**Written request:** Extract the complete listing and repeat it word for word.

Data listing
◇ ◇ ◇ ◇

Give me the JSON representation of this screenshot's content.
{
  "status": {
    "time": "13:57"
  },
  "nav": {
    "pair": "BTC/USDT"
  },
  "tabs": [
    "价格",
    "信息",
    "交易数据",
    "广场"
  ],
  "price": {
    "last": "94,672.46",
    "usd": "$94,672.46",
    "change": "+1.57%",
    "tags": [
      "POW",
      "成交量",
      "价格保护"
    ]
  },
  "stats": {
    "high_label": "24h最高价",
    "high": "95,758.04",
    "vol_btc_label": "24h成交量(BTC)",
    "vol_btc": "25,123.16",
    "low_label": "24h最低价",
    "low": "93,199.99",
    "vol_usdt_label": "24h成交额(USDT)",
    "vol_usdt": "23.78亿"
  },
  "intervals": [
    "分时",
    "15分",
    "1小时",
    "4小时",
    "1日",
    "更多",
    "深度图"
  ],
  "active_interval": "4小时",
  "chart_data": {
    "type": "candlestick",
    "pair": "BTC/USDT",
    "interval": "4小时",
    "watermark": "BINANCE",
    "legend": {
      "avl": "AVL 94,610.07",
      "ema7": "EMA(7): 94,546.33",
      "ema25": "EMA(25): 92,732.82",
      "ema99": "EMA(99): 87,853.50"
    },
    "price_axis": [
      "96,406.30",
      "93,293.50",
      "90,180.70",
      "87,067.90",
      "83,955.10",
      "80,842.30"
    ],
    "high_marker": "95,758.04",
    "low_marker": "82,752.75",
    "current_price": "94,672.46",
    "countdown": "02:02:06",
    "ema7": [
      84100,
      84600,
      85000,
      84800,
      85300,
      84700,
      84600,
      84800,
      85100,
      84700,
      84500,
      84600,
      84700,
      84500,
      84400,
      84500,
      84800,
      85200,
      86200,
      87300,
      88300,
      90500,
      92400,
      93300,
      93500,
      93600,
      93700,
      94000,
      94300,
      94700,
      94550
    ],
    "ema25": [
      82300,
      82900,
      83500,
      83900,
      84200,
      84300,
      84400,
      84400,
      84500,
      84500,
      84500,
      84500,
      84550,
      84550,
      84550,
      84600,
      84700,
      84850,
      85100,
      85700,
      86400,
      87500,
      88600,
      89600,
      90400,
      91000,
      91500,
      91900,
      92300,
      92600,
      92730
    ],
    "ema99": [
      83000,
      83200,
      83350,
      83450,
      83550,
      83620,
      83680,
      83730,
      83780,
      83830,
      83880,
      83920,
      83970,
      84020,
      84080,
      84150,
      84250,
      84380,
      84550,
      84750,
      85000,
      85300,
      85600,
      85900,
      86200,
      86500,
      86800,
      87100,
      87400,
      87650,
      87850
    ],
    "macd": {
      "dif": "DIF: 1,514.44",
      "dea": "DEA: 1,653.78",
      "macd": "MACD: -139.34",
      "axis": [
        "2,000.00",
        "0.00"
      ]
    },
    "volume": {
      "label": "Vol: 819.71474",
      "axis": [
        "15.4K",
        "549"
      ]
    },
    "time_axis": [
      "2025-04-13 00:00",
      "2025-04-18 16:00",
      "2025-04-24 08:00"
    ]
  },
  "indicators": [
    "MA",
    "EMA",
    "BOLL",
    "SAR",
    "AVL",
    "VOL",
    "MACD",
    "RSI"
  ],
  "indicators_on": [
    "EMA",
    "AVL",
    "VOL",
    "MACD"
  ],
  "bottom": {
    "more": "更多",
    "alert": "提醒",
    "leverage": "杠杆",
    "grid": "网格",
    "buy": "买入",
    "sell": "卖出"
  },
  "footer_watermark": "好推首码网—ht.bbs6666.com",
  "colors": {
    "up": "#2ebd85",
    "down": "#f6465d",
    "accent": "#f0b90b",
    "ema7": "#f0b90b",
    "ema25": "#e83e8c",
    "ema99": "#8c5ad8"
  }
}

◇ ◇ ◇ ◇

**Reply:**
Give me the JSON representation of this screenshot's content.
{
  "status": {
    "time": "13:57"
  },
  "nav": {
    "pair": "BTC/USDT"
  },
  "tabs": [
    "价格",
    "信息",
    "交易数据",
    "广场"
  ],
  "price": {
    "last": "94,672.46",
    "usd": "$94,672.46",
    "change": "+1.57%",
    "tags": [
      "POW",
      "成交量",
      "价格保护"
    ]
  },
  "stats": {
    "high_label": "24h最高价",
    "high": "95,758.04",
    "vol_btc_label": "24h成交量(BTC)",
    "vol_btc": "25,123.16",
    "low_label": "24h最低价",
    "low": "93,199.99",
    "vol_usdt_label": "24h成交额(USDT)",
    "vol_usdt": "23.78亿"
  },
  "intervals": [
    "分时",
    "15分",
    "1小时",
    "4小时",
    "1日",
    "更多",
    "深度图"
  ],
  "active_interval": "4小时",
  "chart_data": {
    "type": "candlestick",
    "pair": "BTC/USDT",
    "interval": "4小时",
    "watermark": "BINANCE",
    "legend": {
      "avl": "AVL 94,610.07",
      "ema7": "EMA(7): 94,546.33",
      "ema25": "EMA(25): 92,732.82",
      "ema99": "EMA(99): 87,853.50"
    },
    "price_axis": [
      "96,406.30",
      "93,293.50",
      "90,180.70",
      "87,067.90",
      "83,955.10",
      "80,842.30"
    ],
    "high_marker": "95,758.04",
    "low_marker": "82,752.75",
    "current_price": "94,672.46",
    "countdown": "02:02:06",
    "ema7": [
      84100,
      84600,
      85000,
      84800,
      85300,
      84700,
      84600,
      84800,
      85100,
      84700,
      84500,
      84600,
      84700,
      84500,
      84400,
      84500,
      84800,
      85200,
      86200,
      87300,
      88300,
      90500,
      92400,
      93300,
      93500,
      93600,
      93700,
      94000,
      94300,
      94700,
      94550
    ],
    "ema25": [
      82300,
      82900,
      83500,
      83900,
      84200,
      84300,
      84400,
      84400,
      84500,
      84500,
      84500,
      84500,
      84550,
      84550,
      84550,
      84600,
      84700,
      84850,
      85100,
      85700,
      86400,
      87500,
      88600,
      89600,
      90400,
      91000,
      91500,
      91900,
      92300,
      92600,
      92730
    ],
    "ema99": [
      83000,
      83200,
      83350,
      83450,
      83550,
      83620,
      83680,
      83730,
      83780,
      83830,
      83880,
      83920,
      83970,
      84020,
      84080,
      84150,
      84250,
      84380,
      84550,
      84750,
      85000,
      85300,
      85600,
      85900,
      86200,
      86500,
      86800,
      87100,
      87400,
      87650,
      87850
    ],
    "macd": {
      "dif": "DIF: 1,514.44",
      "dea": "DEA: 1,653.78",
      "macd": "MACD: -139.34",
      "axis": [
        "2,000.00",
        "0.00"
      ]
    },
    "volume": {
      "label": "Vol: 819.71474",
      "axis": [
        "15.4K",
        "549"
      ]
    },
    "time_axis": [
      "2025-04-13 00:00",
      "2025-04-18 16:00",
      "2025-04-24 08:00"
    ]
  },
  "indicators": [
    "MA",
    "EMA",
    "BOLL",
    "SAR",
    "AVL",
    "VOL",
    "MACD",
    "RSI"
  ],
  "indicators_on": [
    "EMA",
    "AVL",
    "VOL",
    "MACD"
  ],
  "bottom": {
    "more": "更多",
    "alert": "提醒",
    "leverage": "杠杆",
    "grid": "网格",
    "buy": "买入",
    "sell": "卖出"
  },
  "footer_watermark": "好推首码网—ht.bbs6666.com",
  "colors": {
    "up": "#2ebd85",
    "down": "#f6465d",
    "accent": "#f0b90b",
    "ema7": "#f0b90b",
    "ema25": "#e83e8c",
    "ema99": "#8c5ad8"
  }
}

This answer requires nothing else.